_TASK GOAL_
Look through the material below and count the lines with the string "Relative". Report only the count.
********
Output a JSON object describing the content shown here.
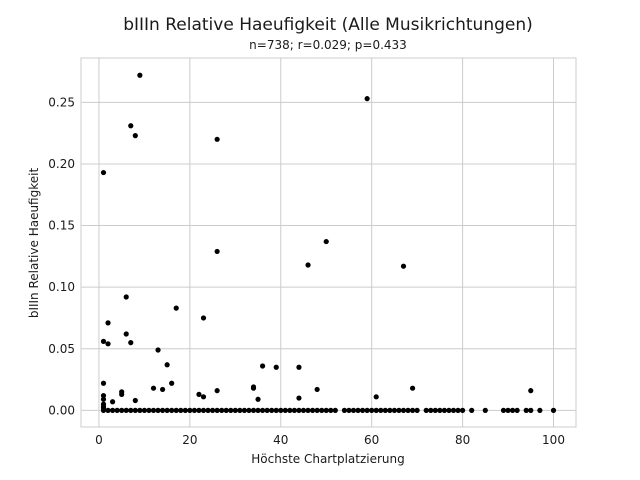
{
  "chart_data": {
    "type": "scatter",
    "title": "bIIIn Relative Haeufigkeit (Alle Musikrichtungen)",
    "subtitle": "n=738; r=0.029; p=0.433",
    "xlabel": "Höchste Chartplatzierung",
    "ylabel": "bIIIn Relative Haeufigkeit",
    "xlim": [
      -3.95,
      104.95
    ],
    "ylim": [
      -0.0135,
      0.286
    ],
    "xticks": [
      0,
      20,
      40,
      60,
      80,
      100
    ],
    "yticks": [
      0.0,
      0.05,
      0.1,
      0.15,
      0.2,
      0.25
    ],
    "xtick_labels": [
      "0",
      "20",
      "40",
      "60",
      "80",
      "100"
    ],
    "ytick_labels": [
      "0.00",
      "0.05",
      "0.10",
      "0.15",
      "0.20",
      "0.25"
    ],
    "grid": true,
    "point_color": "#000000",
    "points": [
      [
        9,
        0.272
      ],
      [
        59,
        0.253
      ],
      [
        7,
        0.231
      ],
      [
        8,
        0.223
      ],
      [
        26,
        0.22
      ],
      [
        1,
        0.193
      ],
      [
        50,
        0.137
      ],
      [
        26,
        0.129
      ],
      [
        46,
        0.118
      ],
      [
        67,
        0.117
      ],
      [
        6,
        0.092
      ],
      [
        17,
        0.083
      ],
      [
        23,
        0.075
      ],
      [
        2,
        0.071
      ],
      [
        6,
        0.062
      ],
      [
        1,
        0.056
      ],
      [
        7,
        0.055
      ],
      [
        2,
        0.054
      ],
      [
        13,
        0.049
      ],
      [
        15,
        0.037
      ],
      [
        36,
        0.036
      ],
      [
        39,
        0.035
      ],
      [
        44,
        0.035
      ],
      [
        16,
        0.022
      ],
      [
        1,
        0.022
      ],
      [
        12,
        0.018
      ],
      [
        14,
        0.017
      ],
      [
        34,
        0.018
      ],
      [
        34,
        0.019
      ],
      [
        48,
        0.017
      ],
      [
        69,
        0.018
      ],
      [
        26,
        0.016
      ],
      [
        95,
        0.016
      ],
      [
        5,
        0.015
      ],
      [
        5,
        0.013
      ],
      [
        22,
        0.013
      ],
      [
        23,
        0.011
      ],
      [
        61,
        0.011
      ],
      [
        35,
        0.009
      ],
      [
        44,
        0.01
      ],
      [
        1,
        0.012
      ],
      [
        1,
        0.009
      ],
      [
        3,
        0.007
      ],
      [
        8,
        0.008
      ],
      [
        1,
        0.005
      ],
      [
        1,
        0.003
      ],
      [
        1,
        0.002
      ],
      [
        1,
        0.0
      ],
      [
        2,
        0.0
      ],
      [
        3,
        0.0
      ],
      [
        4,
        0.0
      ],
      [
        5,
        0.0
      ],
      [
        6,
        0.0
      ],
      [
        7,
        0.0
      ],
      [
        8,
        0.0
      ],
      [
        9,
        0.0
      ],
      [
        10,
        0.0
      ],
      [
        11,
        0.0
      ],
      [
        12,
        0.0
      ],
      [
        13,
        0.0
      ],
      [
        14,
        0.0
      ],
      [
        15,
        0.0
      ],
      [
        16,
        0.0
      ],
      [
        17,
        0.0
      ],
      [
        18,
        0.0
      ],
      [
        19,
        0.0
      ],
      [
        20,
        0.0
      ],
      [
        21,
        0.0
      ],
      [
        22,
        0.0
      ],
      [
        23,
        0.0
      ],
      [
        24,
        0.0
      ],
      [
        25,
        0.0
      ],
      [
        26,
        0.0
      ],
      [
        27,
        0.0
      ],
      [
        28,
        0.0
      ],
      [
        29,
        0.0
      ],
      [
        30,
        0.0
      ],
      [
        31,
        0.0
      ],
      [
        32,
        0.0
      ],
      [
        33,
        0.0
      ],
      [
        34,
        0.0
      ],
      [
        35,
        0.0
      ],
      [
        36,
        0.0
      ],
      [
        37,
        0.0
      ],
      [
        38,
        0.0
      ],
      [
        39,
        0.0
      ],
      [
        40,
        0.0
      ],
      [
        41,
        0.0
      ],
      [
        42,
        0.0
      ],
      [
        43,
        0.0
      ],
      [
        44,
        0.0
      ],
      [
        45,
        0.0
      ],
      [
        46,
        0.0
      ],
      [
        47,
        0.0
      ],
      [
        48,
        0.0
      ],
      [
        49,
        0.0
      ],
      [
        50,
        0.0
      ],
      [
        51,
        0.0
      ],
      [
        52,
        0.0
      ],
      [
        54,
        0.0
      ],
      [
        55,
        0.0
      ],
      [
        56,
        0.0
      ],
      [
        57,
        0.0
      ],
      [
        58,
        0.0
      ],
      [
        59,
        0.0
      ],
      [
        60,
        0.0
      ],
      [
        61,
        0.0
      ],
      [
        62,
        0.0
      ],
      [
        63,
        0.0
      ],
      [
        64,
        0.0
      ],
      [
        65,
        0.0
      ],
      [
        66,
        0.0
      ],
      [
        67,
        0.0
      ],
      [
        68,
        0.0
      ],
      [
        69,
        0.0
      ],
      [
        70,
        0.0
      ],
      [
        72,
        0.0
      ],
      [
        73,
        0.0
      ],
      [
        74,
        0.0
      ],
      [
        75,
        0.0
      ],
      [
        76,
        0.0
      ],
      [
        77,
        0.0
      ],
      [
        78,
        0.0
      ],
      [
        79,
        0.0
      ],
      [
        80,
        0.0
      ],
      [
        82,
        0.0
      ],
      [
        85,
        0.0
      ],
      [
        89,
        0.0
      ],
      [
        90,
        0.0
      ],
      [
        91,
        0.0
      ],
      [
        92,
        0.0
      ],
      [
        94,
        0.0
      ],
      [
        95,
        0.0
      ],
      [
        97,
        0.0
      ],
      [
        100,
        0.0
      ]
    ]
  }
}
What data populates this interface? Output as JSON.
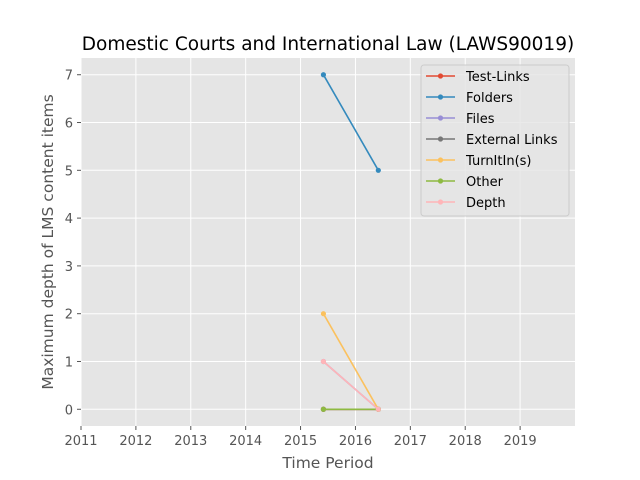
{
  "chart_data": {
    "type": "line",
    "title": "Domestic Courts and International Law (LAWS90019)",
    "xlabel": "Time Period",
    "ylabel": "Maximum depth of LMS content items",
    "xlim": [
      2011,
      2020
    ],
    "ylim": [
      -0.35,
      7.35
    ],
    "xticks": [
      2011,
      2012,
      2013,
      2014,
      2015,
      2016,
      2017,
      2018,
      2019
    ],
    "yticks": [
      0,
      1,
      2,
      3,
      4,
      5,
      6,
      7
    ],
    "grid": true,
    "legend_position": "top-right",
    "x": [
      "2015-06",
      "2016-06"
    ],
    "series": [
      {
        "name": "Test-Links",
        "color": "#e24a33",
        "values": [
          0,
          0
        ]
      },
      {
        "name": "Folders",
        "color": "#348abd",
        "values": [
          7,
          5
        ]
      },
      {
        "name": "Files",
        "color": "#988ed5",
        "values": [
          1,
          0
        ]
      },
      {
        "name": "External Links",
        "color": "#777777",
        "values": [
          0,
          0
        ]
      },
      {
        "name": "TurnItIn(s)",
        "color": "#fbc15e",
        "values": [
          2,
          0
        ]
      },
      {
        "name": "Other",
        "color": "#8eba42",
        "values": [
          0,
          0
        ]
      },
      {
        "name": "Depth",
        "color": "#ffb5b8",
        "values": [
          1,
          0
        ]
      }
    ]
  }
}
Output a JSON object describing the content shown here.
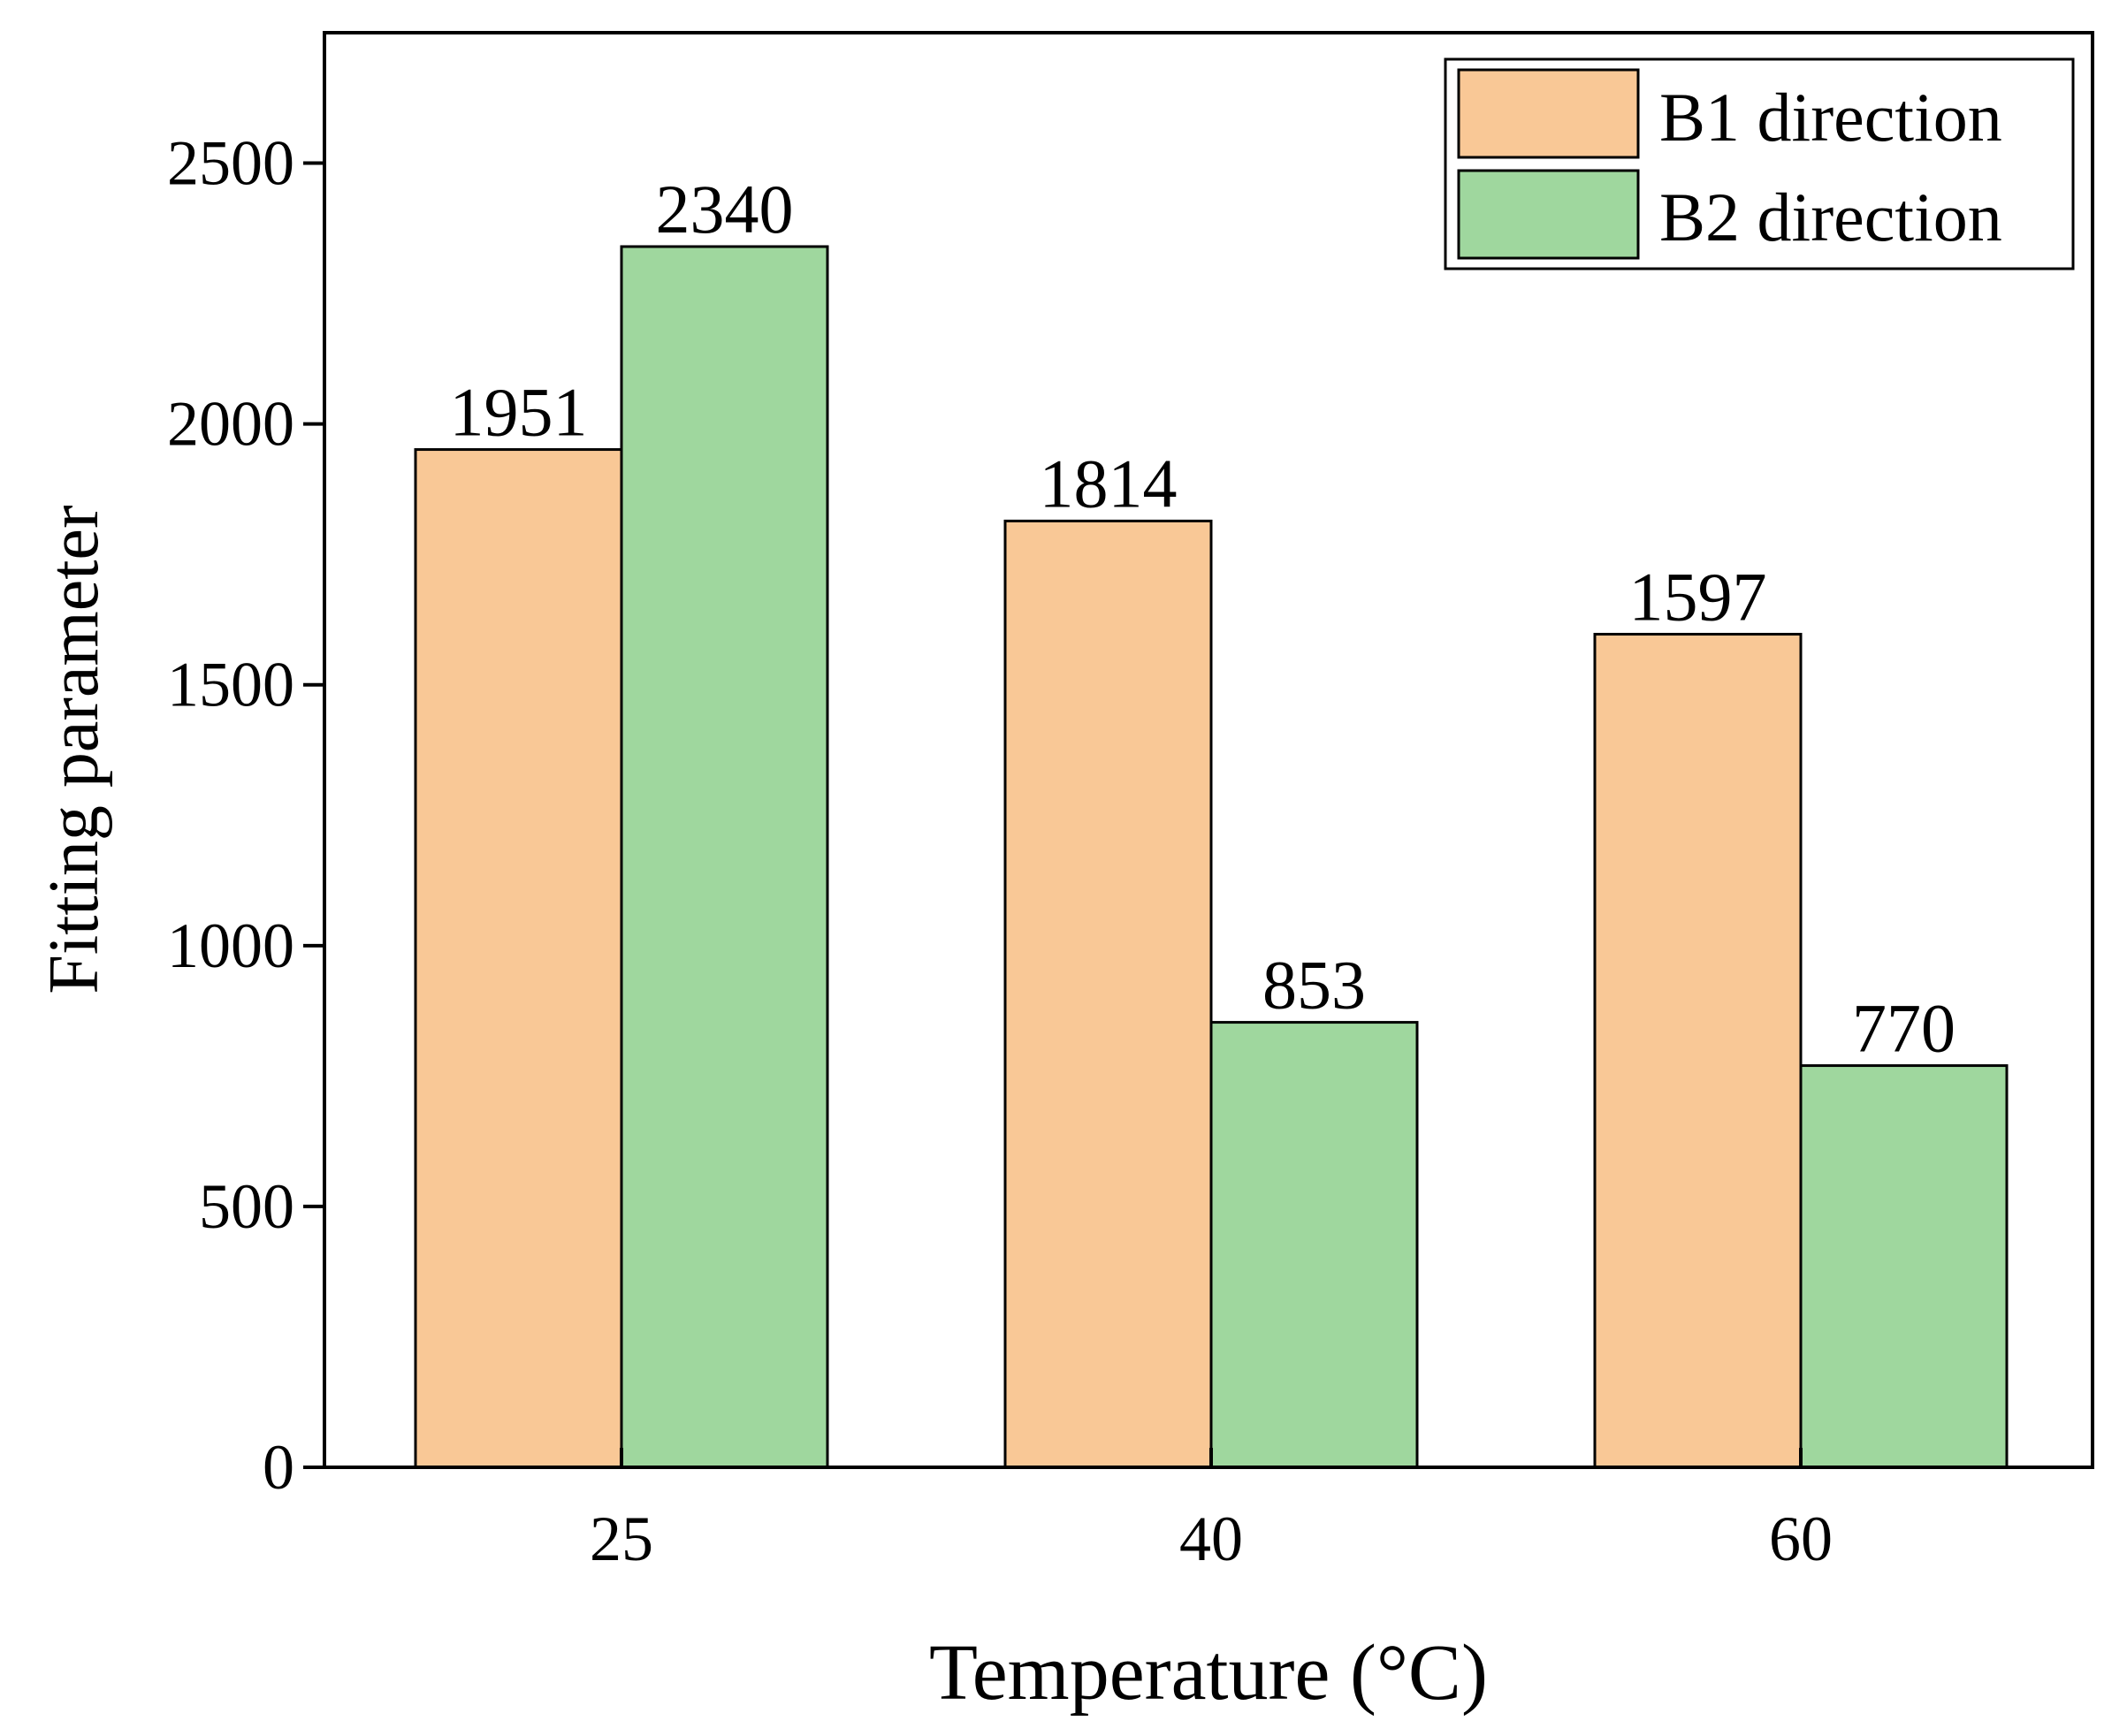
********
_RESPONSE TO THE EXERCISE_
2